Stored rows:
§

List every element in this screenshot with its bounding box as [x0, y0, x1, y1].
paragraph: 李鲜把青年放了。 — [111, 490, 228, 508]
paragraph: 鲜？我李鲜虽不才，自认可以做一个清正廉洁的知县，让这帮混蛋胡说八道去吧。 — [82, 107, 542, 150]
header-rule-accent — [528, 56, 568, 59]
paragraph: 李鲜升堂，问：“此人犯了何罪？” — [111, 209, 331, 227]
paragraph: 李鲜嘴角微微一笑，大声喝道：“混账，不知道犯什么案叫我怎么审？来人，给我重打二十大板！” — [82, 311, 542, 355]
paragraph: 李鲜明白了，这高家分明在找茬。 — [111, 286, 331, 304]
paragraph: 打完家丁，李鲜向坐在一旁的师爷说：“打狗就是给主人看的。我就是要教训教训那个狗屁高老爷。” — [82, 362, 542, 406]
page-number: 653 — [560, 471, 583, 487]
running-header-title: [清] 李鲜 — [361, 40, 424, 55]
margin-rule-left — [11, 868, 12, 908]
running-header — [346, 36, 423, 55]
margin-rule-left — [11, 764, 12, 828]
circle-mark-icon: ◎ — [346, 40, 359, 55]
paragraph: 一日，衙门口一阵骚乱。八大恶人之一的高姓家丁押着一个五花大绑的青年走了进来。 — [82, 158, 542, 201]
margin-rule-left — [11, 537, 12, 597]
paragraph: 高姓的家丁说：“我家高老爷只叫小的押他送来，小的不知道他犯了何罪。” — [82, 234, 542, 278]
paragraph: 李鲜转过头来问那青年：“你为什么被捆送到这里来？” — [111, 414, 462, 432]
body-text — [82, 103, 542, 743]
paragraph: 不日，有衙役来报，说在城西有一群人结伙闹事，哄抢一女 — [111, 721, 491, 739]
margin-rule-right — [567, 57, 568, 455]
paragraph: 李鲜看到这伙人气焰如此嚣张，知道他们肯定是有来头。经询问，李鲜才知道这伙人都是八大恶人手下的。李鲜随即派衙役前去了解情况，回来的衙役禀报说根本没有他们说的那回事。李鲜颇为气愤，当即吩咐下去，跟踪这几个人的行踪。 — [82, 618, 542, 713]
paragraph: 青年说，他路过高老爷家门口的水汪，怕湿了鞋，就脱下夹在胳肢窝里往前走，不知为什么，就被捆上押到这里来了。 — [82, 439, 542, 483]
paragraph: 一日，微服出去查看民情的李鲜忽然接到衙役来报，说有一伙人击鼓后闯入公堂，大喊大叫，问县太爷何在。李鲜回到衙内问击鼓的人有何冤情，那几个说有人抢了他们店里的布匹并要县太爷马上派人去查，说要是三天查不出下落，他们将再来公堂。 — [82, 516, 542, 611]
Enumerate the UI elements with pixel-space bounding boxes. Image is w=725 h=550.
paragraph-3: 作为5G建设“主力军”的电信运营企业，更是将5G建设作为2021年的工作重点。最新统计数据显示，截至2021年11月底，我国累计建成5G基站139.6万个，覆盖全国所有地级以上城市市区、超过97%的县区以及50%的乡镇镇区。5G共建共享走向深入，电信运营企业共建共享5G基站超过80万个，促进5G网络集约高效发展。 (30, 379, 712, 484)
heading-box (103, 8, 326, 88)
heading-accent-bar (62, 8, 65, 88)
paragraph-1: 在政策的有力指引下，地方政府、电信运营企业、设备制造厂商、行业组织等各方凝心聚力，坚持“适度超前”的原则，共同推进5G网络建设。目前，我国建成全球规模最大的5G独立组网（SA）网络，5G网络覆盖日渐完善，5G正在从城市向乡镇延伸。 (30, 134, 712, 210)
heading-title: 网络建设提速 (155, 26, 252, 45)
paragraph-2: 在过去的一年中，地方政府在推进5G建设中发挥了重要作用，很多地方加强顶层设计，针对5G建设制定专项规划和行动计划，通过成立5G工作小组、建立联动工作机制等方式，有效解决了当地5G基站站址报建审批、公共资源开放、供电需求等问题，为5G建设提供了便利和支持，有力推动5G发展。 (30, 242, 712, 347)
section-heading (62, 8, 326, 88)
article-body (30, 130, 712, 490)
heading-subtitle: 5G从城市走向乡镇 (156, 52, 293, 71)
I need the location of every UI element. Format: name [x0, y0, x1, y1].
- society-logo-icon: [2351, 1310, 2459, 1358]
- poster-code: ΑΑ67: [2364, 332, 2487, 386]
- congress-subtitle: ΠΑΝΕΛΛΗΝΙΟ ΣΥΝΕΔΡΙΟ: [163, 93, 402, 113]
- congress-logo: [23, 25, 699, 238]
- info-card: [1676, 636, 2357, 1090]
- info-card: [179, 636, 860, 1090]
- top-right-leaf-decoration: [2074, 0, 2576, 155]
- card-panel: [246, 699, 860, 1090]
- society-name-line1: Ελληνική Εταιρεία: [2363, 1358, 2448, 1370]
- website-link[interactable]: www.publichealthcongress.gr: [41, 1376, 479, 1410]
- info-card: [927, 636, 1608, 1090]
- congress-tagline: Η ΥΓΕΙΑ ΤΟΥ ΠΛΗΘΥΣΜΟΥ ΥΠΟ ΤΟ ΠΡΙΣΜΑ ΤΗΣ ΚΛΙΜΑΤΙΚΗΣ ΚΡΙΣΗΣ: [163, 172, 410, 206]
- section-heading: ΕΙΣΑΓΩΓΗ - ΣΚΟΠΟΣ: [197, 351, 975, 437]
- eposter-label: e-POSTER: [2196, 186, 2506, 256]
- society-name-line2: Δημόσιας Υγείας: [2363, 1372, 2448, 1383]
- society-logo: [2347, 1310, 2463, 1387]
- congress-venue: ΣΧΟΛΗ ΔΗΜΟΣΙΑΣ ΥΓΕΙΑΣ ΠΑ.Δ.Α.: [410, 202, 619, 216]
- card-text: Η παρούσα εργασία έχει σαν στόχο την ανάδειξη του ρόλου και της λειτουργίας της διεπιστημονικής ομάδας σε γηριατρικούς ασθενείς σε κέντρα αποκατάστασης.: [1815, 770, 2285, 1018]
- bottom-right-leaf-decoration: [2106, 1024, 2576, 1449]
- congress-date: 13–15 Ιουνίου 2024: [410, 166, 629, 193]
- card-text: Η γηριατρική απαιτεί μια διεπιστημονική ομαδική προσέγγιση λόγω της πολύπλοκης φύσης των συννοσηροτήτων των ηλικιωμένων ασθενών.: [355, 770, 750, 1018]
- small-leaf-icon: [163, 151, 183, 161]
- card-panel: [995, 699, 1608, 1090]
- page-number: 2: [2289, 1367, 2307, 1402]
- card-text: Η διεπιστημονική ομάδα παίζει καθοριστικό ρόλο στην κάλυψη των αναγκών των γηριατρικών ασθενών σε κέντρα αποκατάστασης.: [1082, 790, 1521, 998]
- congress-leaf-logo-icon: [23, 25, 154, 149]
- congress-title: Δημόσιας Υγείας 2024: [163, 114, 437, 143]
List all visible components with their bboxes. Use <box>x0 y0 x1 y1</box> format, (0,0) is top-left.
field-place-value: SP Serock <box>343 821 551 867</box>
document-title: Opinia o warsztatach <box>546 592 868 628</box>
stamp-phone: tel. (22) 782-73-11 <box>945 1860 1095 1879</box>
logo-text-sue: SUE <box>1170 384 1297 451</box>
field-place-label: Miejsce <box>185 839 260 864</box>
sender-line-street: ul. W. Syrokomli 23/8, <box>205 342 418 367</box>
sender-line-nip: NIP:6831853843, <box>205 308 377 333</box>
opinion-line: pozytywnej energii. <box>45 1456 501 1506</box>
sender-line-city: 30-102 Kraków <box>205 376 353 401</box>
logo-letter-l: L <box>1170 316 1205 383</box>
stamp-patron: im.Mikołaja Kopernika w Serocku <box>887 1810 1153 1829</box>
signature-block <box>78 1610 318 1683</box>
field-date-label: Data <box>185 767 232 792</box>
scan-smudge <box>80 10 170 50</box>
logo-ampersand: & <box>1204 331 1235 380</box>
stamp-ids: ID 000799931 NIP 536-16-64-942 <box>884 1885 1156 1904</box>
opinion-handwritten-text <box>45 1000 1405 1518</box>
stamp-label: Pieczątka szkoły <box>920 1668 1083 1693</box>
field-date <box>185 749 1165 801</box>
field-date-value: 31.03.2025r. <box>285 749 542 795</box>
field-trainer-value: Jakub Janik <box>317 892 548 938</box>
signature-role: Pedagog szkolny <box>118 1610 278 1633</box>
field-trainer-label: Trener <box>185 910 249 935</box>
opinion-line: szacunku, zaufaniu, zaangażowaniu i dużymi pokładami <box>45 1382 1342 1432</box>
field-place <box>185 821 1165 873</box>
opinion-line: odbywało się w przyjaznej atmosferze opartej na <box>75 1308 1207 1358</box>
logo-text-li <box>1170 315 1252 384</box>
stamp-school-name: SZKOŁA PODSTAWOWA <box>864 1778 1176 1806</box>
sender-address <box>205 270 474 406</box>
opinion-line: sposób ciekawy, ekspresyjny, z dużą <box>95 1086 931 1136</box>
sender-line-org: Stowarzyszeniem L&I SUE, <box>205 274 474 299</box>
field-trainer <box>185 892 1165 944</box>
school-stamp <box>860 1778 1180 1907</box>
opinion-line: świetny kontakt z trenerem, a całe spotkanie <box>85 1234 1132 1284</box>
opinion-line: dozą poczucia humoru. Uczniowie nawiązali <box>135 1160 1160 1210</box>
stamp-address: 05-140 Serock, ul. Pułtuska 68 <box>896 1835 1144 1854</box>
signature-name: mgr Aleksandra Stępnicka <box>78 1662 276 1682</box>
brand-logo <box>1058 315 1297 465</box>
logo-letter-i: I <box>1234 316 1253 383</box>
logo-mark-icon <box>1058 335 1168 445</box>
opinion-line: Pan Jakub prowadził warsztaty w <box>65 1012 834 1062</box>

§

Task prompt: Return the records from their first line through the line containing "Enumerate the UI", both ends included, copying each line unchanged.

The output:
List every element in this screenshot with its bounding box as [x0, y0, x1, y1].
paragraph: 李鲜把青年放了。 — [111, 490, 228, 508]
paragraph: 鲜？我李鲜虽不才，自认可以做一个清正廉洁的知县，让这帮混蛋胡说八道去吧。 — [82, 107, 542, 150]
header-rule-accent — [528, 56, 568, 59]
paragraph: 李鲜升堂，问：“此人犯了何罪？” — [111, 209, 331, 227]
paragraph: 李鲜嘴角微微一笑，大声喝道：“混账，不知道犯什么案叫我怎么审？来人，给我重打二十大板！” — [82, 311, 542, 355]
paragraph: 李鲜明白了，这高家分明在找茬。 — [111, 286, 331, 304]
paragraph: 打完家丁，李鲜向坐在一旁的师爷说：“打狗就是给主人看的。我就是要教训教训那个狗屁高老爷。” — [82, 362, 542, 406]
page-number: 653 — [560, 471, 583, 487]
running-header-title: [清] 李鲜 — [361, 40, 424, 55]
margin-rule-left — [11, 868, 12, 908]
running-header — [346, 36, 423, 55]
margin-rule-left — [11, 764, 12, 828]
circle-mark-icon: ◎ — [346, 40, 359, 55]
paragraph: 一日，衙门口一阵骚乱。八大恶人之一的高姓家丁押着一个五花大绑的青年走了进来。 — [82, 158, 542, 201]
margin-rule-left — [11, 537, 12, 597]
paragraph: 高姓的家丁说：“我家高老爷只叫小的押他送来，小的不知道他犯了何罪。” — [82, 234, 542, 278]
paragraph: 李鲜转过头来问那青年：“你为什么被捆送到这里来？” — [111, 414, 462, 432]
body-text — [82, 103, 542, 743]
paragraph: 不日，有衙役来报，说在城西有一群人结伙闹事，哄抢一女 — [111, 721, 491, 739]
margin-rule-right — [567, 57, 568, 455]
paragraph: 李鲜看到这伙人气焰如此嚣张，知道他们肯定是有来头。经询问，李鲜才知道这伙人都是八大恶人手下的。李鲜随即派衙役前去了解情况，回来的衙役禀报说根本没有他们说的那回事。李鲜颇为气愤，当即吩咐下去，跟踪这几个人的行踪。 — [82, 618, 542, 713]
paragraph: 青年说，他路过高老爷家门口的水汪，怕湿了鞋，就脱下夹在胳肢窝里往前走，不知为什么，就被捆上押到这里来了。 — [82, 439, 542, 483]
paragraph: 一日，微服出去查看民情的李鲜忽然接到衙役来报，说有一伙人击鼓后闯入公堂，大喊大叫，问县太爷何在。李鲜回到衙内问击鼓的人有何冤情，那几个说有人抢了他们店里的布匹并要县太爷马上派人去查，说要是三天查不出下落，他们将再来公堂。 — [82, 516, 542, 611]
Enumerate the UI elements with pixel-space bounding boxes. Image is w=725 h=550.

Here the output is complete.